* **WHAT YOU NEED TO DO**:
Search the material below for the word "Akidah" and copy every line in which it occurs.

* **GIVEN ENTRIES**:
+ + + + + + +

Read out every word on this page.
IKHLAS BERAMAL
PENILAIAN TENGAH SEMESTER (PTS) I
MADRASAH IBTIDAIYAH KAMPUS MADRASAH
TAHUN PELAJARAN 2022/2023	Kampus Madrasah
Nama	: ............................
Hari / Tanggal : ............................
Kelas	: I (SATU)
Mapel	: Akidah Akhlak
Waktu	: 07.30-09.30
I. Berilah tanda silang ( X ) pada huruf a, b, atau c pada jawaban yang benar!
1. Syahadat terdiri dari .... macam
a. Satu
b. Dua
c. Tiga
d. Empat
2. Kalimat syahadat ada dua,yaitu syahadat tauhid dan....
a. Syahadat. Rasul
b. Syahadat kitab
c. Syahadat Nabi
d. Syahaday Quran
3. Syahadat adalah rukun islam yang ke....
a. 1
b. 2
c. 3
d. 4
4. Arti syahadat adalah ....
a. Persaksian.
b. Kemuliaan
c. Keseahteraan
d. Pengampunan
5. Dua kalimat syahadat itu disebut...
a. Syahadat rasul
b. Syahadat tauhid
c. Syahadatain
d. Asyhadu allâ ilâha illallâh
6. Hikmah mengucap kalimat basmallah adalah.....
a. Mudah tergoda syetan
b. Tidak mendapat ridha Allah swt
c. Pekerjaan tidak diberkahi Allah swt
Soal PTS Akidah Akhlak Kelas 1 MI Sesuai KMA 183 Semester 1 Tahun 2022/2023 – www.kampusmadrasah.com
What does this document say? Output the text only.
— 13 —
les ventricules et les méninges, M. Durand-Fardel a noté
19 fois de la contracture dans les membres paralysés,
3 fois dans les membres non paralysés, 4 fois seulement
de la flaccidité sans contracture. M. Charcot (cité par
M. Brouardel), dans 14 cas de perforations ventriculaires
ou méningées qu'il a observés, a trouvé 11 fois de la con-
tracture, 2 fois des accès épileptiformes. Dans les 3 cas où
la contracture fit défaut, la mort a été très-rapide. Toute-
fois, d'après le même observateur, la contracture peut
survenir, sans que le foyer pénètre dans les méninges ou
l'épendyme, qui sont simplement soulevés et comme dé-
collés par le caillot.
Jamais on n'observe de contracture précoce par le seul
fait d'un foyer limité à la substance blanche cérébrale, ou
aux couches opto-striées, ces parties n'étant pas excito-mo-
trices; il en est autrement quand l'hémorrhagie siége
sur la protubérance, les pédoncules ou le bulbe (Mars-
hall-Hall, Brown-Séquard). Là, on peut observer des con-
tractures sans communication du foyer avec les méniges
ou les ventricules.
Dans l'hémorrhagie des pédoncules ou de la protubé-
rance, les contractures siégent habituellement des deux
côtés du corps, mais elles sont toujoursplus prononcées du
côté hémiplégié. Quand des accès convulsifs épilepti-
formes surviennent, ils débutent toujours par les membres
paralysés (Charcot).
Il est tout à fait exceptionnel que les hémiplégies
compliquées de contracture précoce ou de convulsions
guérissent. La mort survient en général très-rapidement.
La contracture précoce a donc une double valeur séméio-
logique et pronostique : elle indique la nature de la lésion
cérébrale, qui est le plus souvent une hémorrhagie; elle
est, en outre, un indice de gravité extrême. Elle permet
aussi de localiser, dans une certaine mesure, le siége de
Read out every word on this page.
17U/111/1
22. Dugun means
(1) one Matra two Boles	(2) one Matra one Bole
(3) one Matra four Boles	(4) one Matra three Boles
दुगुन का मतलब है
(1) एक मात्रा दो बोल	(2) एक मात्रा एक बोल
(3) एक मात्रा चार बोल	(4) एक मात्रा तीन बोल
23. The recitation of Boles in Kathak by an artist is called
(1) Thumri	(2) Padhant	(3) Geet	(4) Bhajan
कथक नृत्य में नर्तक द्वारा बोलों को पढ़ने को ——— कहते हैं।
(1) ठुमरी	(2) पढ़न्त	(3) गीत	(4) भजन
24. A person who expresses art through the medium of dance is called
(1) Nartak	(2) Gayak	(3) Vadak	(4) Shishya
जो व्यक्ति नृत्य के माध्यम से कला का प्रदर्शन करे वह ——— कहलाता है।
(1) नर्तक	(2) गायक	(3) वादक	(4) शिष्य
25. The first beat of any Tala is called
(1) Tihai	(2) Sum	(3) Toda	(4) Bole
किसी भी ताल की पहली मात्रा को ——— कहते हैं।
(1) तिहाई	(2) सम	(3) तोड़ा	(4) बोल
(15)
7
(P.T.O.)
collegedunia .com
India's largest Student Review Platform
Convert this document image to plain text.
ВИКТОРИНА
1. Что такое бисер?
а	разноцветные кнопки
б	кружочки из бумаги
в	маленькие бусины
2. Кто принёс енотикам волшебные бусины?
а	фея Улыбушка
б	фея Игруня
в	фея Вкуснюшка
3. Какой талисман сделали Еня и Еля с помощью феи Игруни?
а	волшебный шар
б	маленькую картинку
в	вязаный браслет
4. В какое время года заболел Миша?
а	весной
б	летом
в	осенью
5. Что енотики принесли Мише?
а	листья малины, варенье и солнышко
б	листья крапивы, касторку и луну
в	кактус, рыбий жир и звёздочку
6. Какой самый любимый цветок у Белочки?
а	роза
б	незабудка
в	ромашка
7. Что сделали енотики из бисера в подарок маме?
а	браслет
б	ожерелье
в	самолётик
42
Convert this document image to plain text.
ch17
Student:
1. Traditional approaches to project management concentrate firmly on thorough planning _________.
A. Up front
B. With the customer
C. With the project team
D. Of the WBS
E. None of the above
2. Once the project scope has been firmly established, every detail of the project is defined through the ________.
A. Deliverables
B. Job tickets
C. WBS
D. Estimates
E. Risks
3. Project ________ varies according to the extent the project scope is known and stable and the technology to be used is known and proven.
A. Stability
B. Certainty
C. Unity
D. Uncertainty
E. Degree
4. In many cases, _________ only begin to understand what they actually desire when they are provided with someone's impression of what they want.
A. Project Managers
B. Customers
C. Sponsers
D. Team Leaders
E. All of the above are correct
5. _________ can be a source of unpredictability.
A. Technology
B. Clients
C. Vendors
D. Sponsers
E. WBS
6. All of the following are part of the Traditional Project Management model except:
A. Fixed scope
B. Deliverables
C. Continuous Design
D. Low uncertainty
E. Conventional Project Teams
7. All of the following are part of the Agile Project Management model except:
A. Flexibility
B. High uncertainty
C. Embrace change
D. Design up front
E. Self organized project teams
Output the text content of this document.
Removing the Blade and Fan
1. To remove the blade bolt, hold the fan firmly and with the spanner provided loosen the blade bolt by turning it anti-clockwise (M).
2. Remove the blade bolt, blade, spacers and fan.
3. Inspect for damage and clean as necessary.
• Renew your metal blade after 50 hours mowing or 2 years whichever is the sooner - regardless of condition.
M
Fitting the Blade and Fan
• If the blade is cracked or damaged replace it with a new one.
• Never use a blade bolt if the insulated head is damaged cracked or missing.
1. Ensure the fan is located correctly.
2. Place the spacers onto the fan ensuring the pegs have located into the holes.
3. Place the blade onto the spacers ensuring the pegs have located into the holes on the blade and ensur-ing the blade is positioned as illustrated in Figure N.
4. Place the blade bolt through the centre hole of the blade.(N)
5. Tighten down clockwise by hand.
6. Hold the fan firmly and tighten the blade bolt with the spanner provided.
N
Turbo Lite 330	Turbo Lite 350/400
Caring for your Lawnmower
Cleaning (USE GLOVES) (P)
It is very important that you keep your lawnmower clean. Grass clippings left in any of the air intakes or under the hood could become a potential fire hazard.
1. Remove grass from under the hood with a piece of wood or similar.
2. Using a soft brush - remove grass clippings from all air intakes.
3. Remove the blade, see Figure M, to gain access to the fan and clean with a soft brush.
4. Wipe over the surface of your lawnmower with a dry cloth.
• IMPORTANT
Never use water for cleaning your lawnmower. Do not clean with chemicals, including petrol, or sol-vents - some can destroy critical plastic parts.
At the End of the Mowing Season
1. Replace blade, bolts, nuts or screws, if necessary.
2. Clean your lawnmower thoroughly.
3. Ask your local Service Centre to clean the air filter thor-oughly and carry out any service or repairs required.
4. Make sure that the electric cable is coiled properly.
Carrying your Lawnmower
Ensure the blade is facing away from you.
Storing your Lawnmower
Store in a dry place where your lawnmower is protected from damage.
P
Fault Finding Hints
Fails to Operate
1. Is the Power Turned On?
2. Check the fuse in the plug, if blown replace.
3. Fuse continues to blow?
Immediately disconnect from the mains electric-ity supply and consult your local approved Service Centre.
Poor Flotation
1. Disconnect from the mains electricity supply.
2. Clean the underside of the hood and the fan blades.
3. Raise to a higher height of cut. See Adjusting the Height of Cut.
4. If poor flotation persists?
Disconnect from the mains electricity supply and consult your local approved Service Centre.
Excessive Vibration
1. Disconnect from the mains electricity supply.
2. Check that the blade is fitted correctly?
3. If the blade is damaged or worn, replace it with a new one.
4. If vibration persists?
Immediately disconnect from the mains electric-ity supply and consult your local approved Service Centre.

+ + + + + + +

* **ANSWER**:
Mapel	: Akidah Akhlak
Soal PTS Akidah Akhlak Kelas 1 MI Sesuai KMA 183 Semester 1 Tahun 2022/2023 – www.kampusmadrasah.com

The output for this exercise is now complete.